• [Items from a dataset]:
-=-=-=-=-

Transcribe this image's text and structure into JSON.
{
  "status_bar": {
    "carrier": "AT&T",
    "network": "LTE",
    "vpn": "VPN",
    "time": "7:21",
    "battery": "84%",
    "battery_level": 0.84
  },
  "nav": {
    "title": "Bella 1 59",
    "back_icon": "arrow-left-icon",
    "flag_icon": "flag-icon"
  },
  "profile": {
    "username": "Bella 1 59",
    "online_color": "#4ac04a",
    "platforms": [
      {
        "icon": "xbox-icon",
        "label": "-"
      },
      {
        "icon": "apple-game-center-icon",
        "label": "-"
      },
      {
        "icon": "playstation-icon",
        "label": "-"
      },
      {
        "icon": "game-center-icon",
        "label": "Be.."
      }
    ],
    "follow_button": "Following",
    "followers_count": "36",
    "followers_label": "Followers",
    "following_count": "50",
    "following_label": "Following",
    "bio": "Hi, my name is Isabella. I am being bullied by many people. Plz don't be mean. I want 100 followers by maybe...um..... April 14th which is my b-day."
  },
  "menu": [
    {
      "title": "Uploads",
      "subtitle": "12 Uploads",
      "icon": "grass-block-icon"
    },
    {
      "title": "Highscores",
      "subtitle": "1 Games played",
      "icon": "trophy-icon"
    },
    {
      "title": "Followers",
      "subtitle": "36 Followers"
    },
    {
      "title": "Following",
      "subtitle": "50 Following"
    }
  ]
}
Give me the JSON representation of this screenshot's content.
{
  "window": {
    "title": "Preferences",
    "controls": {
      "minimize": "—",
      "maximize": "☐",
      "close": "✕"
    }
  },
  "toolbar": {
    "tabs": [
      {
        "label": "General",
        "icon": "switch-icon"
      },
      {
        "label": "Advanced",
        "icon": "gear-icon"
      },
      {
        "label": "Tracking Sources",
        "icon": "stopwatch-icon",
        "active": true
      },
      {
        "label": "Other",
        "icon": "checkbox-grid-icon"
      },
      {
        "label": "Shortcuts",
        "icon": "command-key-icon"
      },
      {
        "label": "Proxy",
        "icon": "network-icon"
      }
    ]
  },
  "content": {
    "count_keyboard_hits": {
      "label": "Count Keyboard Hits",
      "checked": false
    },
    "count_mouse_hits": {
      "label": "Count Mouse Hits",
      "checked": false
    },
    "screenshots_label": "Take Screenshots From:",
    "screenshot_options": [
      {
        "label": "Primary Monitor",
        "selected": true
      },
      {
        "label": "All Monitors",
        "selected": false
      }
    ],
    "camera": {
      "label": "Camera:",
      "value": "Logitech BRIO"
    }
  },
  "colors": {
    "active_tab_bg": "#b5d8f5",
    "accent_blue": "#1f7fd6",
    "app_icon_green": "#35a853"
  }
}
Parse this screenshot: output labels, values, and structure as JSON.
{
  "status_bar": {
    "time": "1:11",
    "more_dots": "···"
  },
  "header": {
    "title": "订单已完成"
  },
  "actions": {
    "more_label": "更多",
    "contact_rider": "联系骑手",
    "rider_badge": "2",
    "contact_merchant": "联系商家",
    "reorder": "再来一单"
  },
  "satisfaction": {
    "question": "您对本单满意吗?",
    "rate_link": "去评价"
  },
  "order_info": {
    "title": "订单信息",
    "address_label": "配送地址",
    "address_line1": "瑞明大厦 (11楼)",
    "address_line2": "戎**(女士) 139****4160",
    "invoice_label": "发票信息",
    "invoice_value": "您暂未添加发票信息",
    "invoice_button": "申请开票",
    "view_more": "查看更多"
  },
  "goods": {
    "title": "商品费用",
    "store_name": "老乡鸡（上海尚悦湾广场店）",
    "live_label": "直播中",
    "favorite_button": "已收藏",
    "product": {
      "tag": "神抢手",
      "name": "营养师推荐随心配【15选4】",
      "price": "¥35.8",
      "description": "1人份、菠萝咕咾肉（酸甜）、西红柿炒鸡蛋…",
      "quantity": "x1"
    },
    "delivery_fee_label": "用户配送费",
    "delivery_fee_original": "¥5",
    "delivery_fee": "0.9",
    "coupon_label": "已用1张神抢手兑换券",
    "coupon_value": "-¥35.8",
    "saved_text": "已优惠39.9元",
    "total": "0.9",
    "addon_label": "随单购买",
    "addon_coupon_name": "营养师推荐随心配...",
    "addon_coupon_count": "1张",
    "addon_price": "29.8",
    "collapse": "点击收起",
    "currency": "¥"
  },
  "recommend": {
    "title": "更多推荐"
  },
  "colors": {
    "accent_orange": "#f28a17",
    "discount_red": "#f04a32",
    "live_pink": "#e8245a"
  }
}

-=-=-=-=-

• [Task to carry out]:
Locate all lines in the listing above with the word "subtitle" and copy them.

• [Exercise response]:
      "subtitle": "12 Uploads",
      "subtitle": "1 Games played",
      "subtitle": "36 Followers"
      "subtitle": "50 Following"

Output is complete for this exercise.